Locate the word "chevron" in the material, then show every line that holds it.

◇ ◇ ◇

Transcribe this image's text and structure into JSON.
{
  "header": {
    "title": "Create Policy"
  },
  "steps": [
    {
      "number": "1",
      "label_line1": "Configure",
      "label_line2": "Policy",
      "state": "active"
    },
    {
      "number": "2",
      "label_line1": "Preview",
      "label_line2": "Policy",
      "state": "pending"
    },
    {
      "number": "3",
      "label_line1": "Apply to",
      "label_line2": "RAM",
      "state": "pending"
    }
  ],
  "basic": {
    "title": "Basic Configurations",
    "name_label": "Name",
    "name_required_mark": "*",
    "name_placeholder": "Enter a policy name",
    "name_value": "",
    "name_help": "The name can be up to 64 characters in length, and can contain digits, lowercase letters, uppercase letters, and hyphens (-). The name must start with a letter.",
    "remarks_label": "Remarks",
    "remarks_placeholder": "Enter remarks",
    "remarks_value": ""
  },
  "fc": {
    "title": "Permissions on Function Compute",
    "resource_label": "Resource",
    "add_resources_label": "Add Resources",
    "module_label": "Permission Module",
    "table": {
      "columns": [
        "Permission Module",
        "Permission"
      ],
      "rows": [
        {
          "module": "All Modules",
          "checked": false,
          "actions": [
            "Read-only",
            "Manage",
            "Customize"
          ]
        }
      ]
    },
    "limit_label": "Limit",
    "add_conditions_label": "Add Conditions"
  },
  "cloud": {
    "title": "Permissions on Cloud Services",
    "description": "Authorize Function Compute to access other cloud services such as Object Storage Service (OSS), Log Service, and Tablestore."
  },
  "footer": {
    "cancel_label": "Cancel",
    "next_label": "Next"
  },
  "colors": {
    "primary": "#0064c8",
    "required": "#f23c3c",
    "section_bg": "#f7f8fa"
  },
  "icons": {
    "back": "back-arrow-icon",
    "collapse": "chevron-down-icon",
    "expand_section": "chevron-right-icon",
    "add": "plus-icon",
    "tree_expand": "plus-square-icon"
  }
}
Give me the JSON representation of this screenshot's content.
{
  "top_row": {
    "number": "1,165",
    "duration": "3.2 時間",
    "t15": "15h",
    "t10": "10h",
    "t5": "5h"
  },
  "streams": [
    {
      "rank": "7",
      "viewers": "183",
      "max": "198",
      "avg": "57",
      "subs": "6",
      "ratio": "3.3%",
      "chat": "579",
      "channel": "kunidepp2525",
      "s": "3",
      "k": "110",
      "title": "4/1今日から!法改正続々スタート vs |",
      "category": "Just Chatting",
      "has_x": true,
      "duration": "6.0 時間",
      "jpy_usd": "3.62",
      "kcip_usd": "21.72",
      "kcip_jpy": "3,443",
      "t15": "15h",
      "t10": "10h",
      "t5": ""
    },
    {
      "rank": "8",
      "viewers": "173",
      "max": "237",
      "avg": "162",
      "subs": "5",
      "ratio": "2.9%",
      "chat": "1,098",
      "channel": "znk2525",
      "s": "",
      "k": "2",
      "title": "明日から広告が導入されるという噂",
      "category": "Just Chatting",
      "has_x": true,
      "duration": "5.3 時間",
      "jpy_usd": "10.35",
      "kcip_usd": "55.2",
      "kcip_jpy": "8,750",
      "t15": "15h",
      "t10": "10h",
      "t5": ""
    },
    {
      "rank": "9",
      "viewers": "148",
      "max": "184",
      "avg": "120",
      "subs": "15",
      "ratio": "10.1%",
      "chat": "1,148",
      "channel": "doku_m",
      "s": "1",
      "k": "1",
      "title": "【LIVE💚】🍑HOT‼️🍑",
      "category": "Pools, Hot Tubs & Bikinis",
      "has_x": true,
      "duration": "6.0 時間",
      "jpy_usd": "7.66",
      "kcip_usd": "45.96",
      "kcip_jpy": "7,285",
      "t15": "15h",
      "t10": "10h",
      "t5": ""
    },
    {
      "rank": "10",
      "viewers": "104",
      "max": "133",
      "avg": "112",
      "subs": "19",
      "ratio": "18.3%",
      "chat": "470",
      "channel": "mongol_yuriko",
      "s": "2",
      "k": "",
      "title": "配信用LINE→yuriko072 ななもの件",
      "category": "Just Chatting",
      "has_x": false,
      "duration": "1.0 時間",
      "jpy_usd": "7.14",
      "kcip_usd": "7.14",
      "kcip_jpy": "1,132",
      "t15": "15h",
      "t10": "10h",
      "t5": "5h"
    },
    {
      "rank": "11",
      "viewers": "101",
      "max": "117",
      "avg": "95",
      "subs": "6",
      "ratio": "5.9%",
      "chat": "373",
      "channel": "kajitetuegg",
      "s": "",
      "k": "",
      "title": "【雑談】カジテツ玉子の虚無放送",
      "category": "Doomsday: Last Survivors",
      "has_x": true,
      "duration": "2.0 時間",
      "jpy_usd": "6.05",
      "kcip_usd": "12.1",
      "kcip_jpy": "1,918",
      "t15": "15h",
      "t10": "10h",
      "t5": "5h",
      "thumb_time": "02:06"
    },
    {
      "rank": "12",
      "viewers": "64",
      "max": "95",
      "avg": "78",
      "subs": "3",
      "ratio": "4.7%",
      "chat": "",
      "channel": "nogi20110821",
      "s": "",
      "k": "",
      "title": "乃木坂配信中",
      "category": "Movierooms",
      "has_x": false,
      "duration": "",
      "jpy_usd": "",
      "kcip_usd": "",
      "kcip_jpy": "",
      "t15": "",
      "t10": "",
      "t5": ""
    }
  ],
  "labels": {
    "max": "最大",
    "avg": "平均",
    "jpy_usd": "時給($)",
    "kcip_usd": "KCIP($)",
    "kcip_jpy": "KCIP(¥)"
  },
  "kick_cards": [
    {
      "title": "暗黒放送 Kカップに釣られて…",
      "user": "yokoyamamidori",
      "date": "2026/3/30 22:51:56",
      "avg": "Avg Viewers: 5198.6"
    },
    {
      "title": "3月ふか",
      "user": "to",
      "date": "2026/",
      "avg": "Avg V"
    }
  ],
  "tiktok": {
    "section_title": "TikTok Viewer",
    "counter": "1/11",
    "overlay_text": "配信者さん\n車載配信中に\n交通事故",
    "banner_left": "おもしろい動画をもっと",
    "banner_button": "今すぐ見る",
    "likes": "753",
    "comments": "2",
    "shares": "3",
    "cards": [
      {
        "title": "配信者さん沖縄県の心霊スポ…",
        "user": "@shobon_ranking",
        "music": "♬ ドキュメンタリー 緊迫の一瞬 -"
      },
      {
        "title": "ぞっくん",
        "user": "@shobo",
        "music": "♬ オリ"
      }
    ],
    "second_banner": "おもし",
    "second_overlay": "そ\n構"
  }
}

◇ ◇ ◇

◆ Solution to this problem ◆
    "collapse": "chevron-down-icon",
    "expand_section": "chevron-right-icon",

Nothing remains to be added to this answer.